━━━━━ LISTED RECORDS

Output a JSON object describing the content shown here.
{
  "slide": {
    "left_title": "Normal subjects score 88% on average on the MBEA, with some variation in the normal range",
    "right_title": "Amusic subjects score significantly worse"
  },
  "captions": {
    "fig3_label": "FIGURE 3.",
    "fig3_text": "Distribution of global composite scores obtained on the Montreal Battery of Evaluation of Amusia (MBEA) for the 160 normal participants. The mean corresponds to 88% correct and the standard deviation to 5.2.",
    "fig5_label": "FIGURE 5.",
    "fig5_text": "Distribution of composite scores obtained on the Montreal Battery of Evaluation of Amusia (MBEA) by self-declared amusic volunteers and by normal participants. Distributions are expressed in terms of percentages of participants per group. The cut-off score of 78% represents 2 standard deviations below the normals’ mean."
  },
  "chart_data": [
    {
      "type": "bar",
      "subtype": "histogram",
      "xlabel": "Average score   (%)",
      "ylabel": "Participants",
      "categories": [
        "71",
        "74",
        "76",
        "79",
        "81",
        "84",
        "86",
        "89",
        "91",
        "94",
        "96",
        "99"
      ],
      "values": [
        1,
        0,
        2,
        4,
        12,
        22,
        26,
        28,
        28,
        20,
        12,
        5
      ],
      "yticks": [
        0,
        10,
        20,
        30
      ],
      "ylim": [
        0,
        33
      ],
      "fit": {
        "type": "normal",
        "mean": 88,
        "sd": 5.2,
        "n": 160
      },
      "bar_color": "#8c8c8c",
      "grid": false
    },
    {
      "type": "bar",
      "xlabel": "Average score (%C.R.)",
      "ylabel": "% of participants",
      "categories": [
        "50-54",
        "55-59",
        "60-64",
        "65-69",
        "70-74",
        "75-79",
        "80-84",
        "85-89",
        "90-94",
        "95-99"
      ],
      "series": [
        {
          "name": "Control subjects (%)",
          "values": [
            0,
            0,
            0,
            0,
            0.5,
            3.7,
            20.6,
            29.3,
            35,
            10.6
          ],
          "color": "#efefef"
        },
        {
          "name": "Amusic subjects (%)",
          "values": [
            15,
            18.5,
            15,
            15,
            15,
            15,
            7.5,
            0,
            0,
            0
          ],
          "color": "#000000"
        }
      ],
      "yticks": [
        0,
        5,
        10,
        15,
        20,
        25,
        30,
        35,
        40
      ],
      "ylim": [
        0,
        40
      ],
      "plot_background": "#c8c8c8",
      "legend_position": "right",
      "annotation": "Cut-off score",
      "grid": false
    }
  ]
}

━━━━━━━━━━

INSTRUCTION
Which lines of the material contain the string "obtained"? List each of them.

FINISHED EXERCISE
    "fig3_text": "Distribution of global composite scores obtained on the Montreal Battery of Evaluation of Amusia (MBEA) for the 160 normal participants. The mean corresponds to 88% correct and the standard deviation to 5.2.",
    "fig5_text": "Distribution of composite scores obtained on the Montreal Battery of Evaluation of Amusia (MBEA) by self-declared amusic volunteers and by normal participants. Distributions are expressed in terms of percentages of participants per group. The cut-off score of 78% represents 2 standard deviations below the normals’ mean."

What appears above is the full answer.